INFORMATION PROVIDED:

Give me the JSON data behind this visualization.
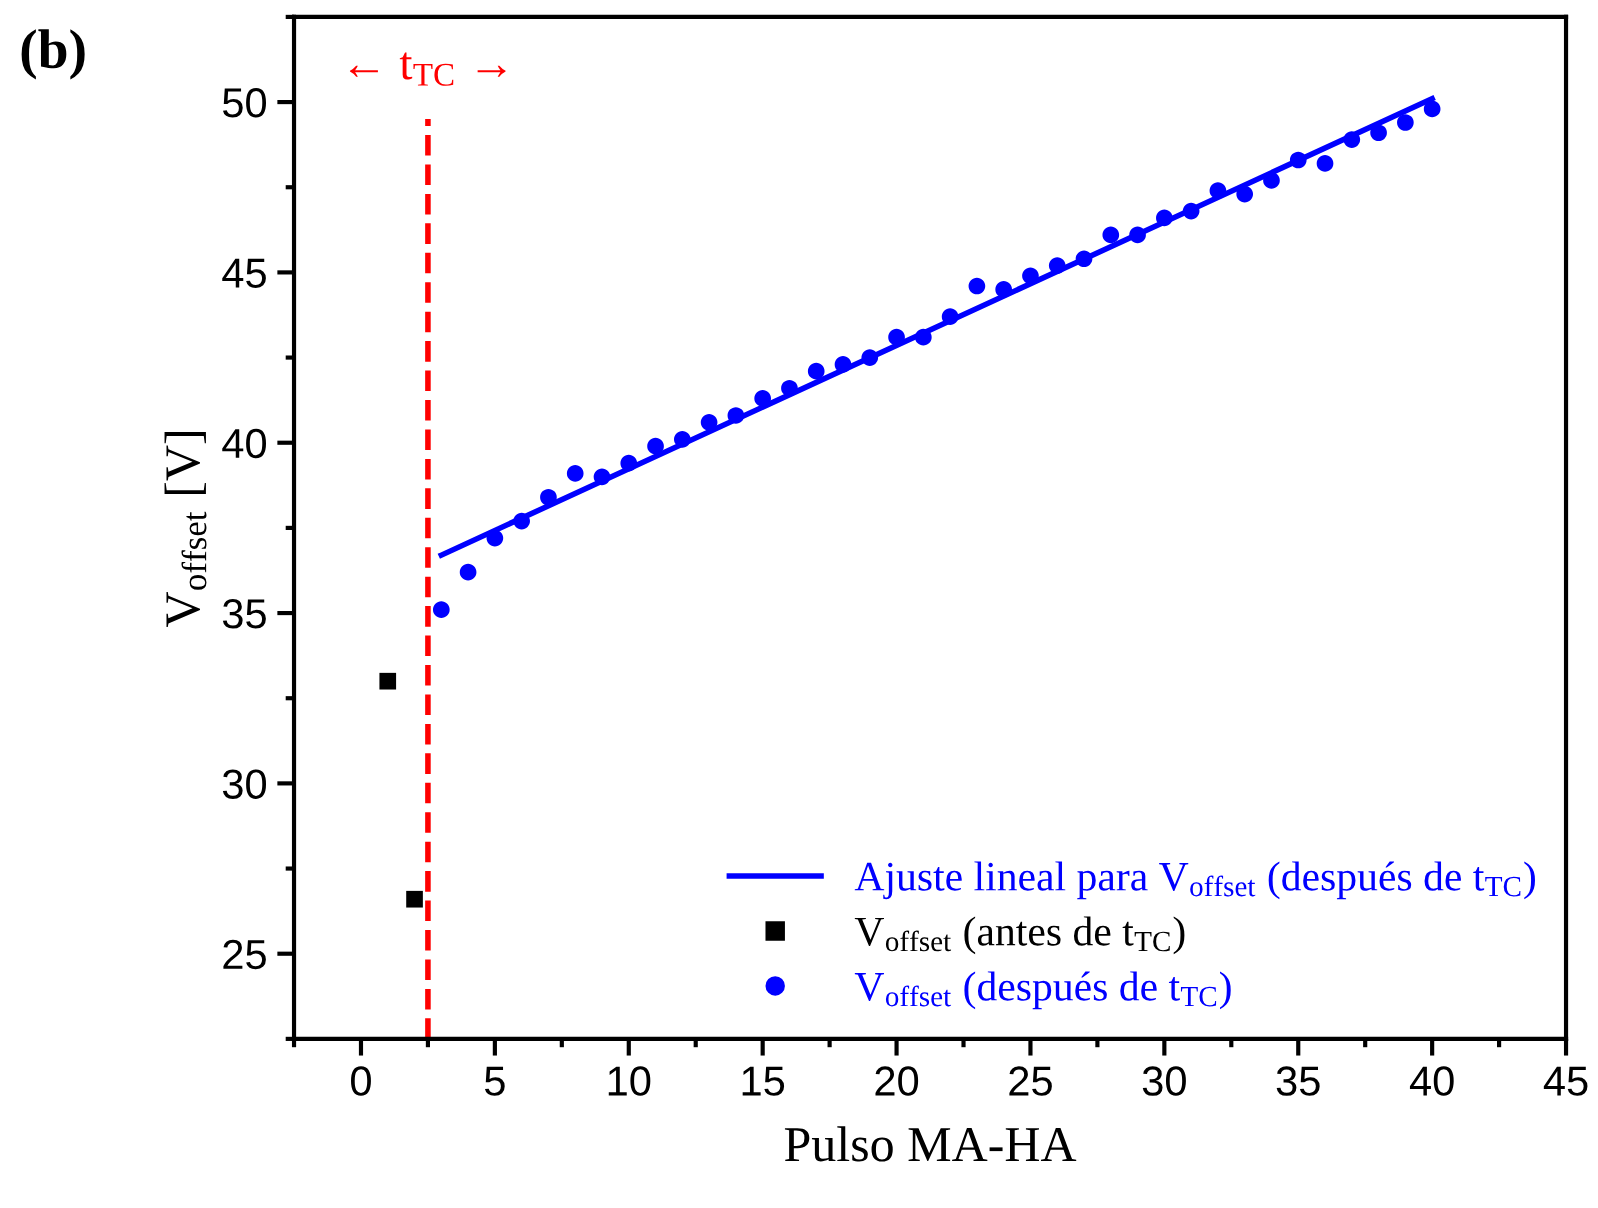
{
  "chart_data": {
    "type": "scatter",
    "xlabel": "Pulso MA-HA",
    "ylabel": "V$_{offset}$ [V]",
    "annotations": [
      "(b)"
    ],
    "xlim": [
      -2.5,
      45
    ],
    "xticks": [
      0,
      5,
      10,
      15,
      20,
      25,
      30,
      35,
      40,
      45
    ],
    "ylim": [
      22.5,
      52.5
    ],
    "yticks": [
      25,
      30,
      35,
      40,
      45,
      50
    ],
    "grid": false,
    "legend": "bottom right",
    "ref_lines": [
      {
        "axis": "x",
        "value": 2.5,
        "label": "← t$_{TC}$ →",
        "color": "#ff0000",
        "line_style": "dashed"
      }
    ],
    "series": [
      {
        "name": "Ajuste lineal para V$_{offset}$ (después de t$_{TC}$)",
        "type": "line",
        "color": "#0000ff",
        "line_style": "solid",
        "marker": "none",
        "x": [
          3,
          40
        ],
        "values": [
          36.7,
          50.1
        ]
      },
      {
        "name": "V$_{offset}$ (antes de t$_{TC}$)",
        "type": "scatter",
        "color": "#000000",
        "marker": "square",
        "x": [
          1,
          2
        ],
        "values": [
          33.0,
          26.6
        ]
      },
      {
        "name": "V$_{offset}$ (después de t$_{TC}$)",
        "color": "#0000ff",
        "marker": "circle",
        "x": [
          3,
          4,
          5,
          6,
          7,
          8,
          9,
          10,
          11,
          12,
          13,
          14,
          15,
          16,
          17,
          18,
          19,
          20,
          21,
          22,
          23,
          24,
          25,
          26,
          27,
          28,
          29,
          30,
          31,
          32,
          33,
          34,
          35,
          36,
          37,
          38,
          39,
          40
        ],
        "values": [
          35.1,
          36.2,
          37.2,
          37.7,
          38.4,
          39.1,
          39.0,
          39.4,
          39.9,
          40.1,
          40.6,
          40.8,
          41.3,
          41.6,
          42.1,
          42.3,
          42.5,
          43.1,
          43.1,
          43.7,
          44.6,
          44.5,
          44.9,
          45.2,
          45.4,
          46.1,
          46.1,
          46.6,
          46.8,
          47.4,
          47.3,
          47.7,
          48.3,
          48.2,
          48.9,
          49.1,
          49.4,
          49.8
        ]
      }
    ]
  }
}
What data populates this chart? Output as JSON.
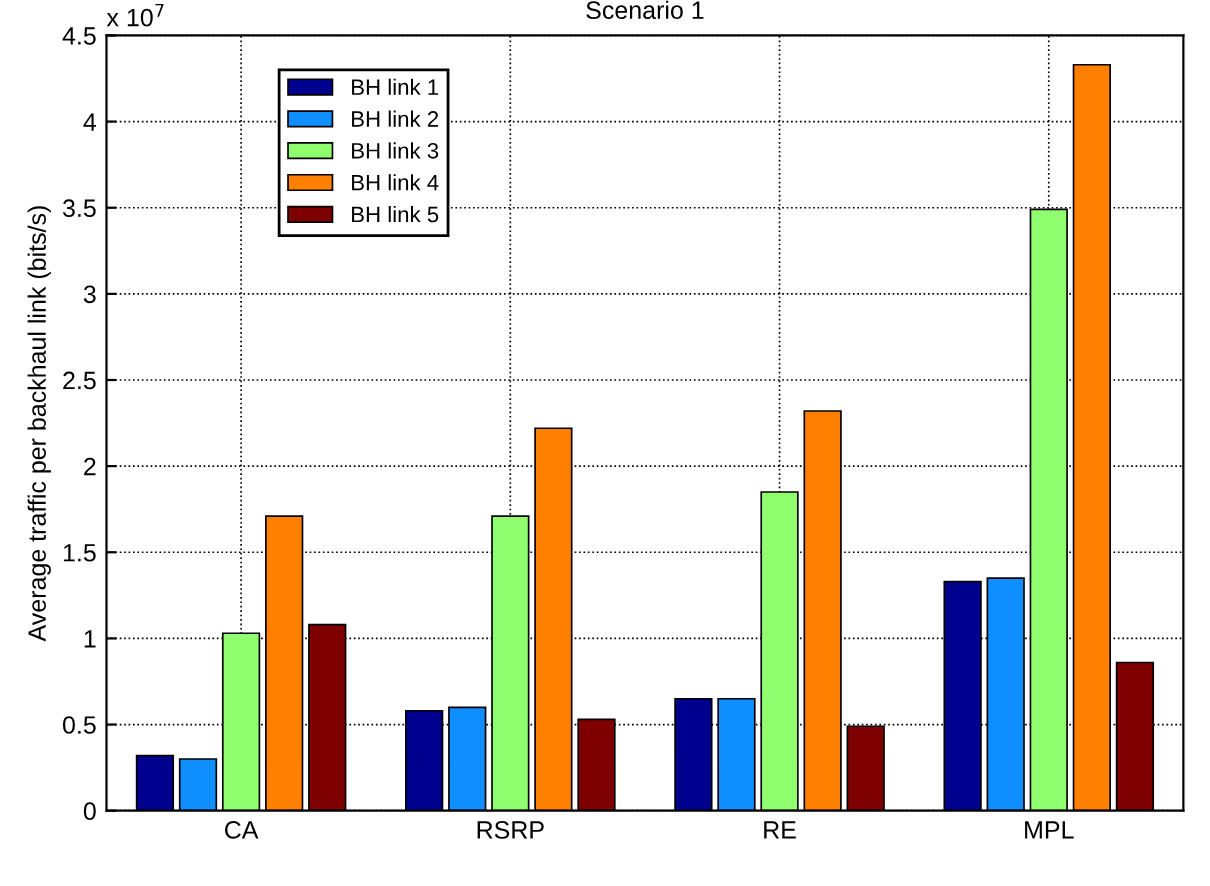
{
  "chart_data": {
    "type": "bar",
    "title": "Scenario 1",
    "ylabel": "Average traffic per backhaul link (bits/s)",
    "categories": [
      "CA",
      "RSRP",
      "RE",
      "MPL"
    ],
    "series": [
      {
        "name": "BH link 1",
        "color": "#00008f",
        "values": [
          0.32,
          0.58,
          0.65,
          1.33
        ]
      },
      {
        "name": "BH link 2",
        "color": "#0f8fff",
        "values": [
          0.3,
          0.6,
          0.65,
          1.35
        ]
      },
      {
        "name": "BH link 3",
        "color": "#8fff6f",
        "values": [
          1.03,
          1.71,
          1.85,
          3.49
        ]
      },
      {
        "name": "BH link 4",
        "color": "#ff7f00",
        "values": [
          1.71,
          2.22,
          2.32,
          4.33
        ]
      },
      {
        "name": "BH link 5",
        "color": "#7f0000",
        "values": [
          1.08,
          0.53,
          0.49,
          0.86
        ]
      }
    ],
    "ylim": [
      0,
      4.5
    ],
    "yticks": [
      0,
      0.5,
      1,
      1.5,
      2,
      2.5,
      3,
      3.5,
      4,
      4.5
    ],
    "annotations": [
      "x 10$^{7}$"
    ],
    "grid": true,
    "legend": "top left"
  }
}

TASK OBJECTIVE:
Lines that include the word "link" are to be extracted from the data above.

EXPECTED ANSWER:
    "ylabel": "Average traffic per backhaul link (bits/s)",
        "name": "BH link 1",
        "name": "BH link 2",
        "name": "BH link 3",
        "name": "BH link 4",
        "name": "BH link 5",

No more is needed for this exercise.